[Start]
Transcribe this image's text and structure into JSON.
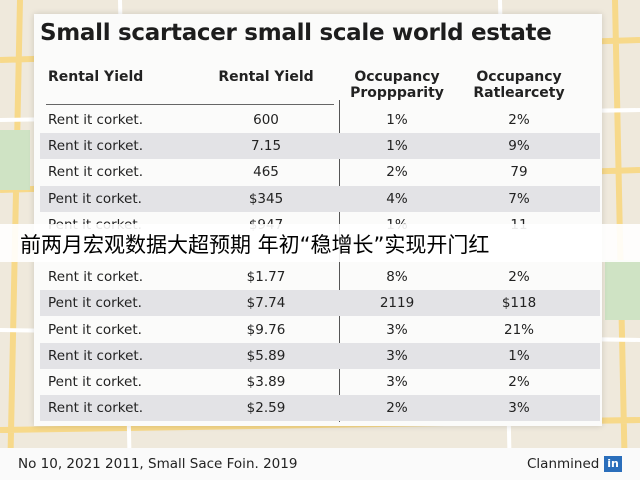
{
  "title": "Small scartacer small scale world estate",
  "table": {
    "headers": [
      [
        "Rental Yield"
      ],
      [
        "Rental Yield"
      ],
      [
        "Occupancy",
        "Proppparity"
      ],
      [
        "Occupancy",
        "Ratlearcety"
      ]
    ],
    "rows": [
      [
        "Rent it corket.",
        "600",
        "1%",
        "2%"
      ],
      [
        "Rent it corket.",
        "7.15",
        "1%",
        "9%"
      ],
      [
        "Rent it corket.",
        "465",
        "2%",
        "79"
      ],
      [
        "Pent it corket.",
        "$345",
        "4%",
        "7%"
      ],
      [
        "Pent it corket.",
        "$947",
        "1%",
        "11"
      ],
      [
        "Rent it corket.",
        "$1.77",
        "8%",
        "2%"
      ],
      [
        "Pent it corket.",
        "$7.74",
        "2119",
        "$118"
      ],
      [
        "Pent it corket.",
        "$9.76",
        "3%",
        "21%"
      ],
      [
        "Rent it corket.",
        "$5.89",
        "3%",
        "1%"
      ],
      [
        "Pent it corket.",
        "$3.89",
        "3%",
        "2%"
      ],
      [
        "Rent it corket.",
        "$2.59",
        "2%",
        "3%"
      ]
    ]
  },
  "caption": "前两月宏观数据大超预期 年初“稳增长”实现开门红",
  "footer": {
    "left": "No 10, 2021 2011, Small Sace Foin. 2019",
    "right": "Clanmined",
    "logo": "in"
  }
}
[End]
- **Short exercise**
Write out the entries above word for word. Do not include the pictures.

- **Task answer**
Transcribe this image's text and structure into JSON.
{
  "title": "Small scartacer small scale world estate",
  "table": {
    "headers": [
      [
        "Rental Yield"
      ],
      [
        "Rental Yield"
      ],
      [
        "Occupancy",
        "Proppparity"
      ],
      [
        "Occupancy",
        "Ratlearcety"
      ]
    ],
    "rows": [
      [
        "Rent it corket.",
        "600",
        "1%",
        "2%"
      ],
      [
        "Rent it corket.",
        "7.15",
        "1%",
        "9%"
      ],
      [
        "Rent it corket.",
        "465",
        "2%",
        "79"
      ],
      [
        "Pent it corket.",
        "$345",
        "4%",
        "7%"
      ],
      [
        "Pent it corket.",
        "$947",
        "1%",
        "11"
      ],
      [
        "Rent it corket.",
        "$1.77",
        "8%",
        "2%"
      ],
      [
        "Pent it corket.",
        "$7.74",
        "2119",
        "$118"
      ],
      [
        "Pent it corket.",
        "$9.76",
        "3%",
        "21%"
      ],
      [
        "Rent it corket.",
        "$5.89",
        "3%",
        "1%"
      ],
      [
        "Pent it corket.",
        "$3.89",
        "3%",
        "2%"
      ],
      [
        "Rent it corket.",
        "$2.59",
        "2%",
        "3%"
      ]
    ]
  },
  "caption": "前两月宏观数据大超预期 年初“稳增长”实现开门红",
  "footer": {
    "left": "No 10, 2021 2011, Small Sace Foin. 2019",
    "right": "Clanmined",
    "logo": "in"
  }
}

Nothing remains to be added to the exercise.